- EXERCISE INSTRUCTIONS -
Please repeat all of the lines that follow, exactly as written.

- ITEMS -
- - - - - - -
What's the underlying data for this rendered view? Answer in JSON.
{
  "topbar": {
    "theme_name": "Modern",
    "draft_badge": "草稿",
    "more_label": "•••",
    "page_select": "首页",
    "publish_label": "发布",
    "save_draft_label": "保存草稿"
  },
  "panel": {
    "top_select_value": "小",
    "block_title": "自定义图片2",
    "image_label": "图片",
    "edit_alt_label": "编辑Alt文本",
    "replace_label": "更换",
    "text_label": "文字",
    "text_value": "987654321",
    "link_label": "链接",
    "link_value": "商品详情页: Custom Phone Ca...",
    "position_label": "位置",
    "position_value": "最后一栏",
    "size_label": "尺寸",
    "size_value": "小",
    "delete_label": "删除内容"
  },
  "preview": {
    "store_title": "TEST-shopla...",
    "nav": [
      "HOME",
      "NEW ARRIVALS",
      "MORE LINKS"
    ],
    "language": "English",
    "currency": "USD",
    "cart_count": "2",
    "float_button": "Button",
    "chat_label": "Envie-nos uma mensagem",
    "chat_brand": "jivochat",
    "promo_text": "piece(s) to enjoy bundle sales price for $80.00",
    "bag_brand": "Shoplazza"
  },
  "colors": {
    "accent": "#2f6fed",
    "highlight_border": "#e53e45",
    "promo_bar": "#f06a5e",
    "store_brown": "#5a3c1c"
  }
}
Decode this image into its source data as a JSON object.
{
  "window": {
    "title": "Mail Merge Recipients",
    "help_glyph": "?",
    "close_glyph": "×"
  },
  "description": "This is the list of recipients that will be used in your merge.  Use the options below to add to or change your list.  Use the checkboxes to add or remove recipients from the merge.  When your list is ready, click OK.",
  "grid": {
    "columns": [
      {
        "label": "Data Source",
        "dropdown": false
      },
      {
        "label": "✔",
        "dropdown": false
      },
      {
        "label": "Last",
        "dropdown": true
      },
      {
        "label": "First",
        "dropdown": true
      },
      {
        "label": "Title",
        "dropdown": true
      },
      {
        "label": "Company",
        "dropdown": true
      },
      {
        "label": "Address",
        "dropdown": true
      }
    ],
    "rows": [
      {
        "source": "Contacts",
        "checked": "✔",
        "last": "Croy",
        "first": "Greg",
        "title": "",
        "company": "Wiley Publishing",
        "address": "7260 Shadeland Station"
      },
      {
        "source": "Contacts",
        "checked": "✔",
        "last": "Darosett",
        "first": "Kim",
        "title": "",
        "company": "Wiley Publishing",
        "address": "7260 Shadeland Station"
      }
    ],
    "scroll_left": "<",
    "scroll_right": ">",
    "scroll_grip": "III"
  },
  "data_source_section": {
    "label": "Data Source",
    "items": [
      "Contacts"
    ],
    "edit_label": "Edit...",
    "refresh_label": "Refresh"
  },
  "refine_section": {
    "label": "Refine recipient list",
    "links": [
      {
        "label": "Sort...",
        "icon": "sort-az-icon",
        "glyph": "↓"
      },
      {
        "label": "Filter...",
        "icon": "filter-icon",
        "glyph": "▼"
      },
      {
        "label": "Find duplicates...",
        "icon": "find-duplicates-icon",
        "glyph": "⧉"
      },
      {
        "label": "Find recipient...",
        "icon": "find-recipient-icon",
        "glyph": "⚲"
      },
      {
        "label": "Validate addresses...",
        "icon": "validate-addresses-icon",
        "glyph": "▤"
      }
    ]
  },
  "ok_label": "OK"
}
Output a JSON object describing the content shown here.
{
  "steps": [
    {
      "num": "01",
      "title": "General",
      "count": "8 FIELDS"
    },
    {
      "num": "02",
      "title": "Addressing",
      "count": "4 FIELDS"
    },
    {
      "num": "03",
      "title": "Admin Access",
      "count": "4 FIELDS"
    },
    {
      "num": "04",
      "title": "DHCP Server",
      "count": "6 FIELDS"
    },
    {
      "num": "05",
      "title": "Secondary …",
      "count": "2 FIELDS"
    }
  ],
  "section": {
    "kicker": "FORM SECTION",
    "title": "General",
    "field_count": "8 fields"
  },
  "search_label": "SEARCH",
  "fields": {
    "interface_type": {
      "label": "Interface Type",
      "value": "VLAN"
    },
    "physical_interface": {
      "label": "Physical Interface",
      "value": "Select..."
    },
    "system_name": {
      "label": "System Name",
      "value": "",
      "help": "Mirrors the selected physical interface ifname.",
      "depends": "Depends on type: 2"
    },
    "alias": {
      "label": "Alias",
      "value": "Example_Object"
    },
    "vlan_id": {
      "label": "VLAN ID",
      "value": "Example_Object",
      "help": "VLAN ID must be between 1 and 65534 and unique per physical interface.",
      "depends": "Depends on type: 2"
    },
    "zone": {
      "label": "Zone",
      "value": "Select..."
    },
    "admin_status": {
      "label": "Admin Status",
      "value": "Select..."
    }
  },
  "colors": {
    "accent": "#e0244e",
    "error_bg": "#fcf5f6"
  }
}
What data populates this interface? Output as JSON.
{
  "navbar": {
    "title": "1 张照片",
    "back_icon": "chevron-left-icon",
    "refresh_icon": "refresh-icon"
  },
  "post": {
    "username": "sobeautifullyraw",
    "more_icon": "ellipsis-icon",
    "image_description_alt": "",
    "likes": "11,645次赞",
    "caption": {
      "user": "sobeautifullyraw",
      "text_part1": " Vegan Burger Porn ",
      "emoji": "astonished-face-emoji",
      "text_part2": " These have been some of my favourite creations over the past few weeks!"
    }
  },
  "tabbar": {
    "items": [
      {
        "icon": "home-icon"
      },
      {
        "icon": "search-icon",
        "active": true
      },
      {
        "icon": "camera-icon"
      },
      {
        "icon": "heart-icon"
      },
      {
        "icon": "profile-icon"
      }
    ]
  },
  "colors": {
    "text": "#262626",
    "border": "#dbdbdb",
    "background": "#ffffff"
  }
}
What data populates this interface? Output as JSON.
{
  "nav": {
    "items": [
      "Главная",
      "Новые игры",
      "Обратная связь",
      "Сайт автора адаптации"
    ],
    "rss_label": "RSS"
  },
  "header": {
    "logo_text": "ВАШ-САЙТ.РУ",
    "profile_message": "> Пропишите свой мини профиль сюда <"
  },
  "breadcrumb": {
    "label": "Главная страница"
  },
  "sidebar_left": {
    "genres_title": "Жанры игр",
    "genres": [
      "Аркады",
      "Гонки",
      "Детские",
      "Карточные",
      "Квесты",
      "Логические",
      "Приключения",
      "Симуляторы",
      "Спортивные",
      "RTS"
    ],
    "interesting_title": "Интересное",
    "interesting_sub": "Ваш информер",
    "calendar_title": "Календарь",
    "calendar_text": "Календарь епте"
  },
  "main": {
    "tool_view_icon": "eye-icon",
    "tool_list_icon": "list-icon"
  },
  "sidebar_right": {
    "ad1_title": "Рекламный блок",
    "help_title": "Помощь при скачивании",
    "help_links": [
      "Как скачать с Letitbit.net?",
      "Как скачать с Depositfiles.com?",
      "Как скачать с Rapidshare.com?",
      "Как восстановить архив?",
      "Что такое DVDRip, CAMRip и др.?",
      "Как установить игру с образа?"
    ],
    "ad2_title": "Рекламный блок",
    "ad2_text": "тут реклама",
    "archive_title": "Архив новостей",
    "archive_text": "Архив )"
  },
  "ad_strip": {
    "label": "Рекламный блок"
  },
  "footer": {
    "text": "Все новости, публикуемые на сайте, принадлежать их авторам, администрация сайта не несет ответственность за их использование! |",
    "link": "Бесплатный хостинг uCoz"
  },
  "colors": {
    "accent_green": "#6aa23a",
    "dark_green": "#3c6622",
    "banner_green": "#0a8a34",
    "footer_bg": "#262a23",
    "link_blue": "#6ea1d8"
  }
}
- - - - - - -
- RESULT BELOW -
What's the underlying data for this rendered view? Answer in JSON.
{
  "topbar": {
    "theme_name": "Modern",
    "draft_badge": "草稿",
    "more_label": "•••",
    "page_select": "首页",
    "publish_label": "发布",
    "save_draft_label": "保存草稿"
  },
  "panel": {
    "top_select_value": "小",
    "block_title": "自定义图片2",
    "image_label": "图片",
    "edit_alt_label": "编辑Alt文本",
    "replace_label": "更换",
    "text_label": "文字",
    "text_value": "987654321",
    "link_label": "链接",
    "link_value": "商品详情页: Custom Phone Ca...",
    "position_label": "位置",
    "position_value": "最后一栏",
    "size_label": "尺寸",
    "size_value": "小",
    "delete_label": "删除内容"
  },
  "preview": {
    "store_title": "TEST-shopla...",
    "nav": [
      "HOME",
      "NEW ARRIVALS",
      "MORE LINKS"
    ],
    "language": "English",
    "currency": "USD",
    "cart_count": "2",
    "float_button": "Button",
    "chat_label": "Envie-nos uma mensagem",
    "chat_brand": "jivochat",
    "promo_text": "piece(s) to enjoy bundle sales price for $80.00",
    "bag_brand": "Shoplazza"
  },
  "colors": {
    "accent": "#2f6fed",
    "highlight_border": "#e53e45",
    "promo_bar": "#f06a5e",
    "store_brown": "#5a3c1c"
  }
}
Decode this image into its source data as a JSON object.
{
  "window": {
    "title": "Mail Merge Recipients",
    "help_glyph": "?",
    "close_glyph": "×"
  },
  "description": "This is the list of recipients that will be used in your merge.  Use the options below to add to or change your list.  Use the checkboxes to add or remove recipients from the merge.  When your list is ready, click OK.",
  "grid": {
    "columns": [
      {
        "label": "Data Source",
        "dropdown": false
      },
      {
        "label": "✔",
        "dropdown": false
      },
      {
        "label": "Last",
        "dropdown": true
      },
      {
        "label": "First",
        "dropdown": true
      },
      {
        "label": "Title",
        "dropdown": true
      },
      {
        "label": "Company",
        "dropdown": true
      },
      {
        "label": "Address",
        "dropdown": true
      }
    ],
    "rows": [
      {
        "source": "Contacts",
        "checked": "✔",
        "last": "Croy",
        "first": "Greg",
        "title": "",
        "company": "Wiley Publishing",
        "address": "7260 Shadeland Station"
      },
      {
        "source": "Contacts",
        "checked": "✔",
        "last": "Darosett",
        "first": "Kim",
        "title": "",
        "company": "Wiley Publishing",
        "address": "7260 Shadeland Station"
      }
    ],
    "scroll_left": "<",
    "scroll_right": ">",
    "scroll_grip": "III"
  },
  "data_source_section": {
    "label": "Data Source",
    "items": [
      "Contacts"
    ],
    "edit_label": "Edit...",
    "refresh_label": "Refresh"
  },
  "refine_section": {
    "label": "Refine recipient list",
    "links": [
      {
        "label": "Sort...",
        "icon": "sort-az-icon",
        "glyph": "↓"
      },
      {
        "label": "Filter...",
        "icon": "filter-icon",
        "glyph": "▼"
      },
      {
        "label": "Find duplicates...",
        "icon": "find-duplicates-icon",
        "glyph": "⧉"
      },
      {
        "label": "Find recipient...",
        "icon": "find-recipient-icon",
        "glyph": "⚲"
      },
      {
        "label": "Validate addresses...",
        "icon": "validate-addresses-icon",
        "glyph": "▤"
      }
    ]
  },
  "ok_label": "OK"
}
Output a JSON object describing the content shown here.
{
  "steps": [
    {
      "num": "01",
      "title": "General",
      "count": "8 FIELDS"
    },
    {
      "num": "02",
      "title": "Addressing",
      "count": "4 FIELDS"
    },
    {
      "num": "03",
      "title": "Admin Access",
      "count": "4 FIELDS"
    },
    {
      "num": "04",
      "title": "DHCP Server",
      "count": "6 FIELDS"
    },
    {
      "num": "05",
      "title": "Secondary …",
      "count": "2 FIELDS"
    }
  ],
  "section": {
    "kicker": "FORM SECTION",
    "title": "General",
    "field_count": "8 fields"
  },
  "search_label": "SEARCH",
  "fields": {
    "interface_type": {
      "label": "Interface Type",
      "value": "VLAN"
    },
    "physical_interface": {
      "label": "Physical Interface",
      "value": "Select..."
    },
    "system_name": {
      "label": "System Name",
      "value": "",
      "help": "Mirrors the selected physical interface ifname.",
      "depends": "Depends on type: 2"
    },
    "alias": {
      "label": "Alias",
      "value": "Example_Object"
    },
    "vlan_id": {
      "label": "VLAN ID",
      "value": "Example_Object",
      "help": "VLAN ID must be between 1 and 65534 and unique per physical interface.",
      "depends": "Depends on type: 2"
    },
    "zone": {
      "label": "Zone",
      "value": "Select..."
    },
    "admin_status": {
      "label": "Admin Status",
      "value": "Select..."
    }
  },
  "colors": {
    "accent": "#e0244e",
    "error_bg": "#fcf5f6"
  }
}
What data populates this interface? Output as JSON.
{
  "navbar": {
    "title": "1 张照片",
    "back_icon": "chevron-left-icon",
    "refresh_icon": "refresh-icon"
  },
  "post": {
    "username": "sobeautifullyraw",
    "more_icon": "ellipsis-icon",
    "image_description_alt": "",
    "likes": "11,645次赞",
    "caption": {
      "user": "sobeautifullyraw",
      "text_part1": " Vegan Burger Porn ",
      "emoji": "astonished-face-emoji",
      "text_part2": " These have been some of my favourite creations over the past few weeks!"
    }
  },
  "tabbar": {
    "items": [
      {
        "icon": "home-icon"
      },
      {
        "icon": "search-icon",
        "active": true
      },
      {
        "icon": "camera-icon"
      },
      {
        "icon": "heart-icon"
      },
      {
        "icon": "profile-icon"
      }
    ]
  },
  "colors": {
    "text": "#262626",
    "border": "#dbdbdb",
    "background": "#ffffff"
  }
}
What data populates this interface? Output as JSON.
{
  "nav": {
    "items": [
      "Главная",
      "Новые игры",
      "Обратная связь",
      "Сайт автора адаптации"
    ],
    "rss_label": "RSS"
  },
  "header": {
    "logo_text": "ВАШ-САЙТ.РУ",
    "profile_message": "> Пропишите свой мини профиль сюда <"
  },
  "breadcrumb": {
    "label": "Главная страница"
  },
  "sidebar_left": {
    "genres_title": "Жанры игр",
    "genres": [
      "Аркады",
      "Гонки",
      "Детские",
      "Карточные",
      "Квесты",
      "Логические",
      "Приключения",
      "Симуляторы",
      "Спортивные",
      "RTS"
    ],
    "interesting_title": "Интересное",
    "interesting_sub": "Ваш информер",
    "calendar_title": "Календарь",
    "calendar_text": "Календарь епте"
  },
  "main": {
    "tool_view_icon": "eye-icon",
    "tool_list_icon": "list-icon"
  },
  "sidebar_right": {
    "ad1_title": "Рекламный блок",
    "help_title": "Помощь при скачивании",
    "help_links": [
      "Как скачать с Letitbit.net?",
      "Как скачать с Depositfiles.com?",
      "Как скачать с Rapidshare.com?",
      "Как восстановить архив?",
      "Что такое DVDRip, CAMRip и др.?",
      "Как установить игру с образа?"
    ],
    "ad2_title": "Рекламный блок",
    "ad2_text": "тут реклама",
    "archive_title": "Архив новостей",
    "archive_text": "Архив )"
  },
  "ad_strip": {
    "label": "Рекламный блок"
  },
  "footer": {
    "text": "Все новости, публикуемые на сайте, принадлежать их авторам, администрация сайта не несет ответственность за их использование! |",
    "link": "Бесплатный хостинг uCoz"
  },
  "colors": {
    "accent_green": "#6aa23a",
    "dark_green": "#3c6622",
    "banner_green": "#0a8a34",
    "footer_bg": "#262a23",
    "link_blue": "#6ea1d8"
  }
}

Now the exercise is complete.